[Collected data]
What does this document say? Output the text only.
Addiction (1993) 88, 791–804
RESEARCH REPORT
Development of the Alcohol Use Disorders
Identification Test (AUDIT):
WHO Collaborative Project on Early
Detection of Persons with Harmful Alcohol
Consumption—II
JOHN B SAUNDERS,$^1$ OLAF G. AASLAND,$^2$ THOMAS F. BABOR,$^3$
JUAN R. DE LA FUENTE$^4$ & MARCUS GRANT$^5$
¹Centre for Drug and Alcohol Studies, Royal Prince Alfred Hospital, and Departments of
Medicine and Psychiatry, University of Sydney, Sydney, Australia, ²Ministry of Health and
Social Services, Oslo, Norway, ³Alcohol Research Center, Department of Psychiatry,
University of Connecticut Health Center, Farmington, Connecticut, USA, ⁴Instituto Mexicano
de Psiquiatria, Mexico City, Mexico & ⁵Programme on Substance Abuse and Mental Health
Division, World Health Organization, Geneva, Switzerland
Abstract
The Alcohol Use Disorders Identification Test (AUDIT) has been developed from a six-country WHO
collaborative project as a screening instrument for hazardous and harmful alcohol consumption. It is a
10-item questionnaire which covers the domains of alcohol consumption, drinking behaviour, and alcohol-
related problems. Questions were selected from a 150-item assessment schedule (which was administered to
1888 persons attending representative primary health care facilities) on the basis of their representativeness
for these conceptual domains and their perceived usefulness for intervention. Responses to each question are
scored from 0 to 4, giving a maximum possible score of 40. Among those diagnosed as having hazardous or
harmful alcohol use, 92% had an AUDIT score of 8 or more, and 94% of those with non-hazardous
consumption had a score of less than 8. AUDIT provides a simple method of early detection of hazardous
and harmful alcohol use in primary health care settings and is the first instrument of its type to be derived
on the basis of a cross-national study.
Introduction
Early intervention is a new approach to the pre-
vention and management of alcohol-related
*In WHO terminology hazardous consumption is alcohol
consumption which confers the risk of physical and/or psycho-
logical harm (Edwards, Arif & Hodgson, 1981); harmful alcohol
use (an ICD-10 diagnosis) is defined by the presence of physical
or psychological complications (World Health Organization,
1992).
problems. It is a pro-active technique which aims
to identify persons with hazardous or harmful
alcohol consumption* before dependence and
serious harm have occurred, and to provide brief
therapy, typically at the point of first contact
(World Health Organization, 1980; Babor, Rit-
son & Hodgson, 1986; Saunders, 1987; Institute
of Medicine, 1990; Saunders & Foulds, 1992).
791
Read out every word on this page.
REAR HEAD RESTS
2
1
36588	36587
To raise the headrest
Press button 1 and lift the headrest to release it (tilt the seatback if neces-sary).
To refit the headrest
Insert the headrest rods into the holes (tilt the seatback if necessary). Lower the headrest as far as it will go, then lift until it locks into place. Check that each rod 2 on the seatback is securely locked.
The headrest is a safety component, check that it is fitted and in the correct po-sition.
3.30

* Exercise instructions *
All of the entries above should be written out again exactly.

* Completed task *
What does this document say? Output the text only.
Addiction (1993) 88, 791–804
RESEARCH REPORT
Development of the Alcohol Use Disorders
Identification Test (AUDIT):
WHO Collaborative Project on Early
Detection of Persons with Harmful Alcohol
Consumption—II
JOHN B SAUNDERS,$^1$ OLAF G. AASLAND,$^2$ THOMAS F. BABOR,$^3$
JUAN R. DE LA FUENTE$^4$ & MARCUS GRANT$^5$
¹Centre for Drug and Alcohol Studies, Royal Prince Alfred Hospital, and Departments of
Medicine and Psychiatry, University of Sydney, Sydney, Australia, ²Ministry of Health and
Social Services, Oslo, Norway, ³Alcohol Research Center, Department of Psychiatry,
University of Connecticut Health Center, Farmington, Connecticut, USA, ⁴Instituto Mexicano
de Psiquiatria, Mexico City, Mexico & ⁵Programme on Substance Abuse and Mental Health
Division, World Health Organization, Geneva, Switzerland
Abstract
The Alcohol Use Disorders Identification Test (AUDIT) has been developed from a six-country WHO
collaborative project as a screening instrument for hazardous and harmful alcohol consumption. It is a
10-item questionnaire which covers the domains of alcohol consumption, drinking behaviour, and alcohol-
related problems. Questions were selected from a 150-item assessment schedule (which was administered to
1888 persons attending representative primary health care facilities) on the basis of their representativeness
for these conceptual domains and their perceived usefulness for intervention. Responses to each question are
scored from 0 to 4, giving a maximum possible score of 40. Among those diagnosed as having hazardous or
harmful alcohol use, 92% had an AUDIT score of 8 or more, and 94% of those with non-hazardous
consumption had a score of less than 8. AUDIT provides a simple method of early detection of hazardous
and harmful alcohol use in primary health care settings and is the first instrument of its type to be derived
on the basis of a cross-national study.
Introduction
Early intervention is a new approach to the pre-
vention and management of alcohol-related
*In WHO terminology hazardous consumption is alcohol
consumption which confers the risk of physical and/or psycho-
logical harm (Edwards, Arif & Hodgson, 1981); harmful alcohol
use (an ICD-10 diagnosis) is defined by the presence of physical
or psychological complications (World Health Organization,
1992).
problems. It is a pro-active technique which aims
to identify persons with hazardous or harmful
alcohol consumption* before dependence and
serious harm have occurred, and to provide brief
therapy, typically at the point of first contact
(World Health Organization, 1980; Babor, Rit-
son & Hodgson, 1986; Saunders, 1987; Institute
of Medicine, 1990; Saunders & Foulds, 1992).
791
Read out every word on this page.
REAR HEAD RESTS
2
1
36588	36587
To raise the headrest
Press button 1 and lift the headrest to release it (tilt the seatback if neces-sary).
To refit the headrest
Insert the headrest rods into the holes (tilt the seatback if necessary). Lower the headrest as far as it will go, then lift until it locks into place. Check that each rod 2 on the seatback is securely locked.
The headrest is a safety component, check that it is fitted and in the correct po-sition.
3.30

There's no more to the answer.